(Records from a collection)
* START *
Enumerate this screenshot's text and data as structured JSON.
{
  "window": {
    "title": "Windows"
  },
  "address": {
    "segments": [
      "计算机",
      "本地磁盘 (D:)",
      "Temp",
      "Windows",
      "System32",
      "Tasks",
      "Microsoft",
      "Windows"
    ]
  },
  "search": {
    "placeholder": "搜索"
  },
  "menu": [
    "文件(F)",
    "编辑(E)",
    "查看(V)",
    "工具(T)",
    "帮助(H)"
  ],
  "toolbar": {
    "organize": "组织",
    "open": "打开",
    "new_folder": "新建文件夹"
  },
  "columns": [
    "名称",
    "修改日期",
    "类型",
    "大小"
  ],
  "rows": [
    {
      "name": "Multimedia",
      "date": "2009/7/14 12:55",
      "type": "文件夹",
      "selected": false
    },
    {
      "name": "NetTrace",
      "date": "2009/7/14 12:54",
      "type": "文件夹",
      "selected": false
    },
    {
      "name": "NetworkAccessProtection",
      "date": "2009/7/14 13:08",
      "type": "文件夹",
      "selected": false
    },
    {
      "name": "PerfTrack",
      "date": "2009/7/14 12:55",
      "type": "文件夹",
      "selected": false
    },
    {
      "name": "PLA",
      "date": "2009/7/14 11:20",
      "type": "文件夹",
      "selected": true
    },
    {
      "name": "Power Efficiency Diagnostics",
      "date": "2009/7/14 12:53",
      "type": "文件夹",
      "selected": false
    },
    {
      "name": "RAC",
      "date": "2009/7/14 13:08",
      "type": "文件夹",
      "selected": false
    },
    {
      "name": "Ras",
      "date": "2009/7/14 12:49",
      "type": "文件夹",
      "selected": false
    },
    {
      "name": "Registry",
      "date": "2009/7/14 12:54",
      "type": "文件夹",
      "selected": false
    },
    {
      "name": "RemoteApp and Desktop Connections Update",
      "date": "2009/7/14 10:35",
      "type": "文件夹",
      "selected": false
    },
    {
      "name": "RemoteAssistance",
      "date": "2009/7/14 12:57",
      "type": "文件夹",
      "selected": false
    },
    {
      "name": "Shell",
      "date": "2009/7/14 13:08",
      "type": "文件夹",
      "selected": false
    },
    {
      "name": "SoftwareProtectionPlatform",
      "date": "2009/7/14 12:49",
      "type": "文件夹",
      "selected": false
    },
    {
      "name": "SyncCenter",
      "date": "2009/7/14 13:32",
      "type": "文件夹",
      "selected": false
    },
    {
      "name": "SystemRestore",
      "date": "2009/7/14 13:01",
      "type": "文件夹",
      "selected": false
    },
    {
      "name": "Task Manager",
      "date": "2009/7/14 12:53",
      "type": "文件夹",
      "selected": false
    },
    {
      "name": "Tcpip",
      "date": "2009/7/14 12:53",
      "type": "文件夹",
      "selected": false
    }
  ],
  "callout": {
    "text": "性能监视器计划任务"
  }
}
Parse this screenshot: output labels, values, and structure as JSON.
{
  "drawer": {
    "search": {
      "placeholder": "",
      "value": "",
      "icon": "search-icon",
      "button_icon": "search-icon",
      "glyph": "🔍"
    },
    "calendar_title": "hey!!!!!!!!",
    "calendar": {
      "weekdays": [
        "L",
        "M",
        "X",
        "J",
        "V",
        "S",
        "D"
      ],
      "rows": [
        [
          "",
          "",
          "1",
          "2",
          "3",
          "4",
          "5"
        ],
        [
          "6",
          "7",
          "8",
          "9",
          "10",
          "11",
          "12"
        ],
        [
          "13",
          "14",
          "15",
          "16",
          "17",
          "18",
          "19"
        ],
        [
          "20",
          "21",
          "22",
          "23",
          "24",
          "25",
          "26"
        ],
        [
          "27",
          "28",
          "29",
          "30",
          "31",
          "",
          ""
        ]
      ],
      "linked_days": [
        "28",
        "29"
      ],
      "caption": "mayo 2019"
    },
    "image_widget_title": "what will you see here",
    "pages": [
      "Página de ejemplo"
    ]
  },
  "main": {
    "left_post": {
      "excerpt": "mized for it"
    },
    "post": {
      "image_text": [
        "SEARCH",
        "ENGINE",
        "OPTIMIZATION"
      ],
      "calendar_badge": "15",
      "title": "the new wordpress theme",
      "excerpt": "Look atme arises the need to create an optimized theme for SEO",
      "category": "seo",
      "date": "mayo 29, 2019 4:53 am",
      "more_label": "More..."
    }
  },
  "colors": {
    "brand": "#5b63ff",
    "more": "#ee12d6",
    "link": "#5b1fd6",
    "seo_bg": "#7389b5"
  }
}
* END *
_Objective_
Transcribe all of the entries without altering anything.

_Task output_
Enumerate this screenshot's text and data as structured JSON.
{
  "window": {
    "title": "Windows"
  },
  "address": {
    "segments": [
      "计算机",
      "本地磁盘 (D:)",
      "Temp",
      "Windows",
      "System32",
      "Tasks",
      "Microsoft",
      "Windows"
    ]
  },
  "search": {
    "placeholder": "搜索"
  },
  "menu": [
    "文件(F)",
    "编辑(E)",
    "查看(V)",
    "工具(T)",
    "帮助(H)"
  ],
  "toolbar": {
    "organize": "组织",
    "open": "打开",
    "new_folder": "新建文件夹"
  },
  "columns": [
    "名称",
    "修改日期",
    "类型",
    "大小"
  ],
  "rows": [
    {
      "name": "Multimedia",
      "date": "2009/7/14 12:55",
      "type": "文件夹",
      "selected": false
    },
    {
      "name": "NetTrace",
      "date": "2009/7/14 12:54",
      "type": "文件夹",
      "selected": false
    },
    {
      "name": "NetworkAccessProtection",
      "date": "2009/7/14 13:08",
      "type": "文件夹",
      "selected": false
    },
    {
      "name": "PerfTrack",
      "date": "2009/7/14 12:55",
      "type": "文件夹",
      "selected": false
    },
    {
      "name": "PLA",
      "date": "2009/7/14 11:20",
      "type": "文件夹",
      "selected": true
    },
    {
      "name": "Power Efficiency Diagnostics",
      "date": "2009/7/14 12:53",
      "type": "文件夹",
      "selected": false
    },
    {
      "name": "RAC",
      "date": "2009/7/14 13:08",
      "type": "文件夹",
      "selected": false
    },
    {
      "name": "Ras",
      "date": "2009/7/14 12:49",
      "type": "文件夹",
      "selected": false
    },
    {
      "name": "Registry",
      "date": "2009/7/14 12:54",
      "type": "文件夹",
      "selected": false
    },
    {
      "name": "RemoteApp and Desktop Connections Update",
      "date": "2009/7/14 10:35",
      "type": "文件夹",
      "selected": false
    },
    {
      "name": "RemoteAssistance",
      "date": "2009/7/14 12:57",
      "type": "文件夹",
      "selected": false
    },
    {
      "name": "Shell",
      "date": "2009/7/14 13:08",
      "type": "文件夹",
      "selected": false
    },
    {
      "name": "SoftwareProtectionPlatform",
      "date": "2009/7/14 12:49",
      "type": "文件夹",
      "selected": false
    },
    {
      "name": "SyncCenter",
      "date": "2009/7/14 13:32",
      "type": "文件夹",
      "selected": false
    },
    {
      "name": "SystemRestore",
      "date": "2009/7/14 13:01",
      "type": "文件夹",
      "selected": false
    },
    {
      "name": "Task Manager",
      "date": "2009/7/14 12:53",
      "type": "文件夹",
      "selected": false
    },
    {
      "name": "Tcpip",
      "date": "2009/7/14 12:53",
      "type": "文件夹",
      "selected": false
    }
  ],
  "callout": {
    "text": "性能监视器计划任务"
  }
}
Parse this screenshot: output labels, values, and structure as JSON.
{
  "drawer": {
    "search": {
      "placeholder": "",
      "value": "",
      "icon": "search-icon",
      "button_icon": "search-icon",
      "glyph": "🔍"
    },
    "calendar_title": "hey!!!!!!!!",
    "calendar": {
      "weekdays": [
        "L",
        "M",
        "X",
        "J",
        "V",
        "S",
        "D"
      ],
      "rows": [
        [
          "",
          "",
          "1",
          "2",
          "3",
          "4",
          "5"
        ],
        [
          "6",
          "7",
          "8",
          "9",
          "10",
          "11",
          "12"
        ],
        [
          "13",
          "14",
          "15",
          "16",
          "17",
          "18",
          "19"
        ],
        [
          "20",
          "21",
          "22",
          "23",
          "24",
          "25",
          "26"
        ],
        [
          "27",
          "28",
          "29",
          "30",
          "31",
          "",
          ""
        ]
      ],
      "linked_days": [
        "28",
        "29"
      ],
      "caption": "mayo 2019"
    },
    "image_widget_title": "what will you see here",
    "pages": [
      "Página de ejemplo"
    ]
  },
  "main": {
    "left_post": {
      "excerpt": "mized for it"
    },
    "post": {
      "image_text": [
        "SEARCH",
        "ENGINE",
        "OPTIMIZATION"
      ],
      "calendar_badge": "15",
      "title": "the new wordpress theme",
      "excerpt": "Look atme arises the need to create an optimized theme for SEO",
      "category": "seo",
      "date": "mayo 29, 2019 4:53 am",
      "more_label": "More..."
    }
  },
  "colors": {
    "brand": "#5b63ff",
    "more": "#ee12d6",
    "link": "#5b1fd6",
    "seo_bg": "#7389b5"
  }
}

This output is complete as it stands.